--- START ---
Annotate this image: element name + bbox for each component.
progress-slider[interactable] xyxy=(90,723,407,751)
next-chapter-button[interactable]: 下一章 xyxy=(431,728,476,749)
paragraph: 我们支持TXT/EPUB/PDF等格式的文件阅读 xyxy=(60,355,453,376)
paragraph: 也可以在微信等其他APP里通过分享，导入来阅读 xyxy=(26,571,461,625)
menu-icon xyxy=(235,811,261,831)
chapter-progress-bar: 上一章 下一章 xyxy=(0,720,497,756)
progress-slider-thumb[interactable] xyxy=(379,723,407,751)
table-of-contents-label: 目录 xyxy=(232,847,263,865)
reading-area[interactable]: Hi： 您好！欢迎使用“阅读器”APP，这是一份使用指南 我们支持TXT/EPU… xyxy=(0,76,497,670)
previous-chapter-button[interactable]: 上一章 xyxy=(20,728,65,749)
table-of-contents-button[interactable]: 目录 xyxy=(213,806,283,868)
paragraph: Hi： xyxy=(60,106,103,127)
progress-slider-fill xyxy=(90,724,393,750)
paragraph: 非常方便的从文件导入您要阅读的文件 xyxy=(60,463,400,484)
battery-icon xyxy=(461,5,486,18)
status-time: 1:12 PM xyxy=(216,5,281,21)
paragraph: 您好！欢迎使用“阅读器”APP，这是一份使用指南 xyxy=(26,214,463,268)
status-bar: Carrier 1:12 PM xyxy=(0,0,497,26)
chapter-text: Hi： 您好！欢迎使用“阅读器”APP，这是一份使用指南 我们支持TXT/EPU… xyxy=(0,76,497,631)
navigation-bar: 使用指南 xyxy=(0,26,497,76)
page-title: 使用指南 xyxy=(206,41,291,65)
--- END ---
What is required
Please render the entries above as a JSON list of strings, with one string for each line and no blank lines.

Written answer
[
  "Annotate this image: element name + bbox for each component.",
  "progress-slider[interactable] xyxy=(90,723,407,751)",
  "next-chapter-button[interactable]: 下一章 xyxy=(431,728,476,749)",
  "paragraph: 我们支持TXT/EPUB/PDF等格式的文件阅读 xyxy=(60,355,453,376)",
  "paragraph: 也可以在微信等其他APP里通过分享，导入来阅读 xyxy=(26,571,461,625)",
  "menu-icon xyxy=(235,811,261,831)",
  "chapter-progress-bar: 上一章 下一章 xyxy=(0,720,497,756)",
  "progress-slider-thumb[interactable] xyxy=(379,723,407,751)",
  "table-of-contents-label: 目录 xyxy=(232,847,263,865)",
  "reading-area[interactable]: Hi： 您好！欢迎使用“阅读器”APP，这是一份使用指南 我们支持TXT/EPU… xyxy=(0,76,497,670)",
  "previous-chapter-button[interactable]: 上一章 xyxy=(20,728,65,749)",
  "table-of-contents-button[interactable]: 目录 xyxy=(213,806,283,868)",
  "paragraph: Hi： xyxy=(60,106,103,127)",
  "progress-slider-fill xyxy=(90,724,393,750)",
  "paragraph: 非常方便的从文件导入您要阅读的文件 xyxy=(60,463,400,484)",
  "battery-icon xyxy=(461,5,486,18)",
  "status-time: 1:12 PM xyxy=(216,5,281,21)",
  "paragraph: 您好！欢迎使用“阅读器”APP，这是一份使用指南 xyxy=(26,214,463,268)",
  "status-bar: Carrier 1:12 PM xyxy=(0,0,497,26)",
  "chapter-text: Hi： 您好！欢迎使用“阅读器”APP，这是一份使用指南 我们支持TXT/EPU… xyxy=(0,76,497,631)",
  "navigation-bar: 使用指南 xyxy=(0,26,497,76)",
  "page-title: 使用指南 xyxy=(206,41,291,65)"
]